# [Job]
Keep only the lines of the listing that include the word "this", and copy them.

[Dataset records]
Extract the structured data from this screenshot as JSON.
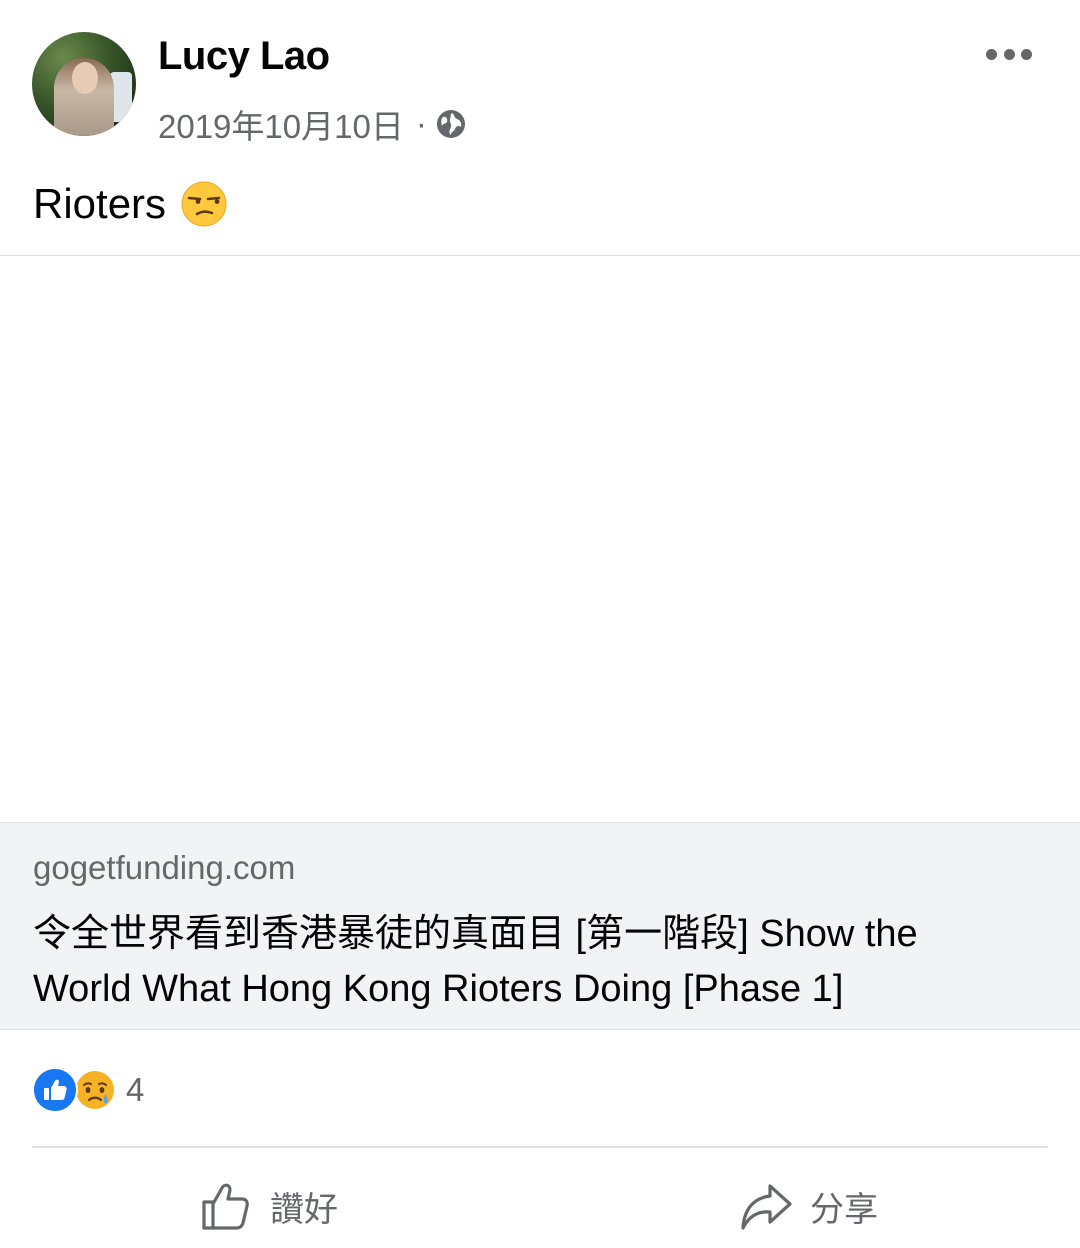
{
  "post": {
    "author": "Lucy Lao",
    "date": "2019年10月10日",
    "separator": "·",
    "privacy_icon": "globe-icon",
    "text": "Rioters",
    "text_emoji": "unamused-face-emoji"
  },
  "link_preview": {
    "domain": "gogetfunding.com",
    "title_line1": "令全世界看到香港暴徒的真面目 [第一階段] Show the",
    "title_line2": "World What Hong Kong Rioters Doing [Phase 1]"
  },
  "reactions": {
    "types": [
      "like",
      "sad"
    ],
    "count": "4"
  },
  "actions": {
    "like_label": "讚好",
    "share_label": "分享"
  },
  "colors": {
    "accent": "#1877f2",
    "secondary_text": "#65676b",
    "card_bg": "#f2f3f5"
  }
}
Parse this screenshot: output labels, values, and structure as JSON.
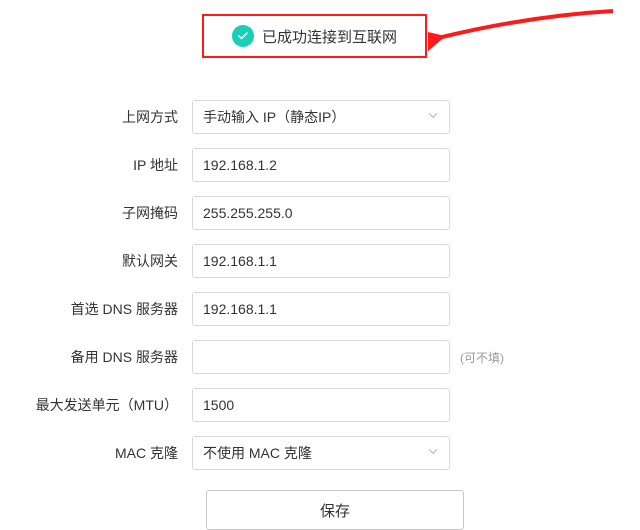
{
  "status": {
    "text": "已成功连接到互联网",
    "color": "#1aceb8"
  },
  "form": {
    "connection_mode": {
      "label": "上网方式",
      "value": "手动输入 IP（静态IP）"
    },
    "ip_address": {
      "label": "IP 地址",
      "value": "192.168.1.2"
    },
    "subnet_mask": {
      "label": "子网掩码",
      "value": "255.255.255.0"
    },
    "gateway": {
      "label": "默认网关",
      "value": "192.168.1.1"
    },
    "dns_primary": {
      "label": "首选 DNS 服务器",
      "value": "192.168.1.1"
    },
    "dns_secondary": {
      "label": "备用 DNS 服务器",
      "value": "",
      "hint": "(可不填)"
    },
    "mtu": {
      "label": "最大发送单元（MTU）",
      "value": "1500"
    },
    "mac_clone": {
      "label": "MAC 克隆",
      "value": "不使用 MAC 克隆"
    }
  },
  "buttons": {
    "save": "保存"
  },
  "annotation": {
    "highlight_color": "#ff1a1a"
  }
}
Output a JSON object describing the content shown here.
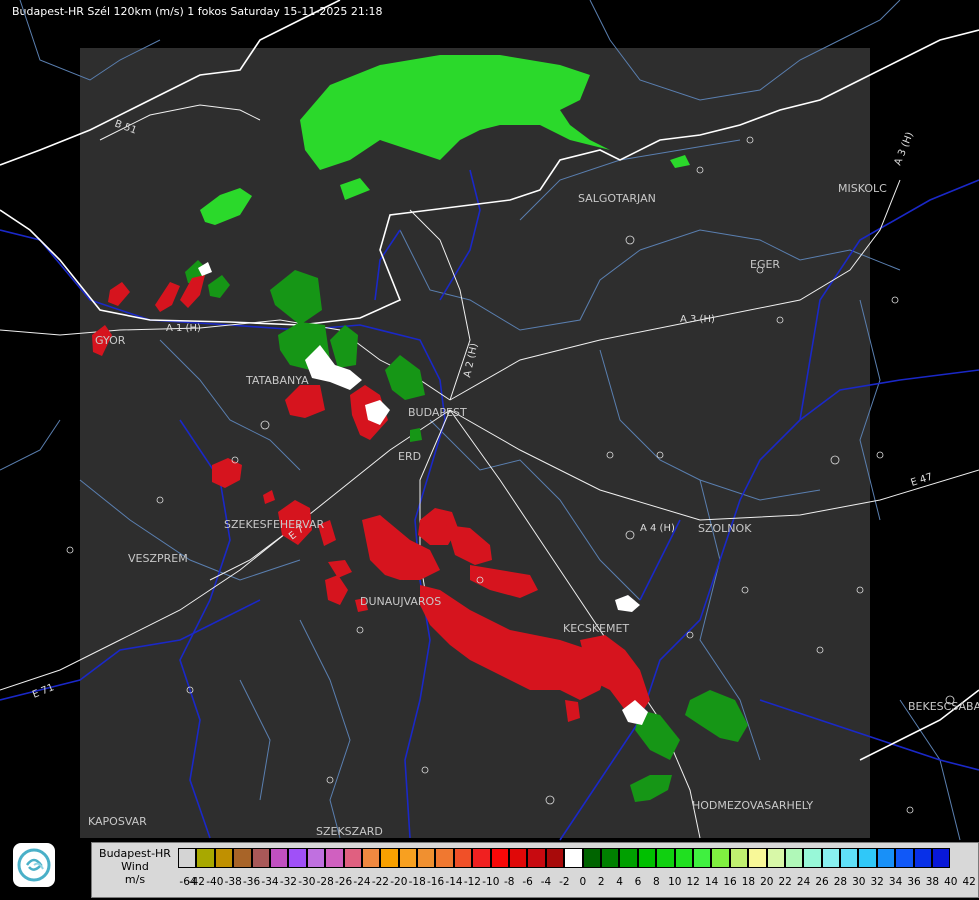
{
  "title": "Budapest-HR Szél 120km (m/s) 1 fokos Saturday 15-11-2025 21:18",
  "map": {
    "cities": [
      "SALGOTARJAN",
      "MISKOLC",
      "EGER",
      "TATABANYA",
      "BUDAPEST",
      "ERD",
      "SZEKESFEHERVAR",
      "VESZPREM",
      "DUNAUJVAROS",
      "KECSKEMET",
      "SZOLNOK",
      "HODMEZOVASARHELY",
      "BEKESCSABA",
      "KAPOSVAR",
      "SZEKSZARD",
      "GYOR"
    ],
    "roads": [
      "B 51",
      "A 1 (H)",
      "A 2 (H)",
      "A 3 (H)",
      "A 3 (H)",
      "A 4 (H)",
      "E 47",
      "E 71",
      "E 7"
    ],
    "colors": {
      "map_background": "#000000",
      "radar_area": "#2e2e2e",
      "border_line": "#ffffff",
      "river": "#1a28c8",
      "county_line": "#5a7fb0",
      "road": "#f0f0f0",
      "approaching": "#d6141e",
      "receding": "#2bd92b"
    }
  },
  "legend": {
    "title_lines": [
      "Budapest-HR",
      "Wind",
      "m/s"
    ],
    "colors": [
      "#d4d4d4",
      "#a8a800",
      "#c09000",
      "#a86428",
      "#a85858",
      "#c050c0",
      "#a050f8",
      "#c070e0",
      "#d060c0",
      "#e06080",
      "#f08840",
      "#f8a000",
      "#f8a020",
      "#f09030",
      "#f07830",
      "#f05028",
      "#f02020",
      "#f80808",
      "#e00808",
      "#c80a10",
      "#a80a0a",
      "#ffffff",
      "#006400",
      "#008000",
      "#00a000",
      "#00c000",
      "#10d010",
      "#20e020",
      "#40f040",
      "#80f040",
      "#c0f070",
      "#f8f898",
      "#d8f8a8",
      "#b0f8b8",
      "#98f8d8",
      "#88f0f0",
      "#60e0f8",
      "#30c8f8",
      "#1890f8",
      "#1058f8",
      "#0830e8",
      "#0818d8"
    ],
    "ticks": [
      "-64",
      "-42",
      "-40",
      "-38",
      "-36",
      "-34",
      "-32",
      "-30",
      "-28",
      "-26",
      "-24",
      "-22",
      "-20",
      "-18",
      "-16",
      "-14",
      "-12",
      "-10",
      "-8",
      "-6",
      "-4",
      "-2",
      "0",
      "2",
      "4",
      "6",
      "8",
      "10",
      "12",
      "14",
      "16",
      "18",
      "20",
      "22",
      "24",
      "26",
      "28",
      "30",
      "32",
      "34",
      "36",
      "38",
      "40",
      "42"
    ]
  },
  "logo_icon": "omsz-logo"
}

# [Task answer]
Extract the structured data from this screenshot as JSON.
Parse this screenshot: output labels, values, and structure as JSON.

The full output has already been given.